MATERIAL FOR THE TASK:
[Start of section]

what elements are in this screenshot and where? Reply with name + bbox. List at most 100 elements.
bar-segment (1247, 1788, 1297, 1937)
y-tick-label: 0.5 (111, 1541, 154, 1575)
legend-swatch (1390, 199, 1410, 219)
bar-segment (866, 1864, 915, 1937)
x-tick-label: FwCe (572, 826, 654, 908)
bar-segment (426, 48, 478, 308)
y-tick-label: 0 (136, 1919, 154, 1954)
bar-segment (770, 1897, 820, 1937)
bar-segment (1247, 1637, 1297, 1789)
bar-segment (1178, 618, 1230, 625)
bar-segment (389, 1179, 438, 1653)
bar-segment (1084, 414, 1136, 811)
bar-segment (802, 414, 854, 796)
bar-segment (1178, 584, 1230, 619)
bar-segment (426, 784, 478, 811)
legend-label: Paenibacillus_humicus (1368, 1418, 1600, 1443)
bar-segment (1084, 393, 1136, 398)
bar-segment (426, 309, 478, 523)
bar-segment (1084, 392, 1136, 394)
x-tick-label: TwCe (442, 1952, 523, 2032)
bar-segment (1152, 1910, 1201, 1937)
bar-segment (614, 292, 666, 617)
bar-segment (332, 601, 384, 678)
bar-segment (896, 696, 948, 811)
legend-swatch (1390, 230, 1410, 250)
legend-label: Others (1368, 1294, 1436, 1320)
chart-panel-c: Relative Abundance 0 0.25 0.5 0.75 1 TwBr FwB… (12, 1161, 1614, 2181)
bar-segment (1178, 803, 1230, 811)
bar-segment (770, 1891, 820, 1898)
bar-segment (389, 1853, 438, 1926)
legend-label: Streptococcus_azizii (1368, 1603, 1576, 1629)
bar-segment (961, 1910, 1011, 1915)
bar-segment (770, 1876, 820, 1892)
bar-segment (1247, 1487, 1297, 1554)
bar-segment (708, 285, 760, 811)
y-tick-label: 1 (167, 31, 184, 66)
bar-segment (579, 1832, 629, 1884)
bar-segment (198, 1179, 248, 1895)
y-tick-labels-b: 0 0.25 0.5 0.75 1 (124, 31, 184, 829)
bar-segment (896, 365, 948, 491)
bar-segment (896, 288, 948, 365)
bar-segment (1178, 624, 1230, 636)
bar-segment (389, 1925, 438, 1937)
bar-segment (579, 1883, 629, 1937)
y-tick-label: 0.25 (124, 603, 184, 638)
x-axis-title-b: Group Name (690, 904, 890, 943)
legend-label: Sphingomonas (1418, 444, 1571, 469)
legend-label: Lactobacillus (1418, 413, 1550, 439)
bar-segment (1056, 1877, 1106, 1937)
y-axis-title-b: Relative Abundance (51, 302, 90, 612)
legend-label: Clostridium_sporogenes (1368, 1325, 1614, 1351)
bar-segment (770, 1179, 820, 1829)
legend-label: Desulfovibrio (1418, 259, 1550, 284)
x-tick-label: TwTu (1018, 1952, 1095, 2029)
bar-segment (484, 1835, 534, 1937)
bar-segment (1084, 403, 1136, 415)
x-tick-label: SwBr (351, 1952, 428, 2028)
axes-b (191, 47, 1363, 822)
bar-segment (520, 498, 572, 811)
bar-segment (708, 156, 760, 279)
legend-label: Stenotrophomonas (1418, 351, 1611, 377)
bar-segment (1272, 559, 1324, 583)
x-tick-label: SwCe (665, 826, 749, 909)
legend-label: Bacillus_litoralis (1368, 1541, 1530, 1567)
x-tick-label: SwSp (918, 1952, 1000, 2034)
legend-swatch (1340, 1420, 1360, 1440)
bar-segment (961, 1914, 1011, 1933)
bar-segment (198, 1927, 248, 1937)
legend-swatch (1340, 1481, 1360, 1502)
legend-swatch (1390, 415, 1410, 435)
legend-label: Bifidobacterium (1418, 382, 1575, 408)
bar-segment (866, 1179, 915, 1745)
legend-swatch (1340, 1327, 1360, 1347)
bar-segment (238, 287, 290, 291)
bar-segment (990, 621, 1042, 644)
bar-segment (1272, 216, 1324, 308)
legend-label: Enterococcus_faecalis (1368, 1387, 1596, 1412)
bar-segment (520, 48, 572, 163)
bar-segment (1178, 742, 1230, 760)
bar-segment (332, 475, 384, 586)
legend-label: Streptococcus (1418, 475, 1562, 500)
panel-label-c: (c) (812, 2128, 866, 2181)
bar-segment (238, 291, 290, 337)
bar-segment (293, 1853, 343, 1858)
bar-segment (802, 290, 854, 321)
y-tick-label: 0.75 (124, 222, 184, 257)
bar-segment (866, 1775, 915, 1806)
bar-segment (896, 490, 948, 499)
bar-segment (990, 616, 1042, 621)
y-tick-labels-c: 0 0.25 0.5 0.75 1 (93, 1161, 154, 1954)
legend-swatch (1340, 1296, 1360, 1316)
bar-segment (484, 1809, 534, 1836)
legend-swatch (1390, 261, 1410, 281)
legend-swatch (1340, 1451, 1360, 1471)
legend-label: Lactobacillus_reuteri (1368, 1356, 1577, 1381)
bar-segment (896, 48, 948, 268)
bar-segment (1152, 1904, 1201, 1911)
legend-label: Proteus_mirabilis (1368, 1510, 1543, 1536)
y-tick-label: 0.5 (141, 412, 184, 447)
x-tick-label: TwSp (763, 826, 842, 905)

[End of section]

EXERCISE INSTRUCTIONS: In the entries above, count each line holding the word "swatch" and give that count alone.

TASK OUTPUT: 9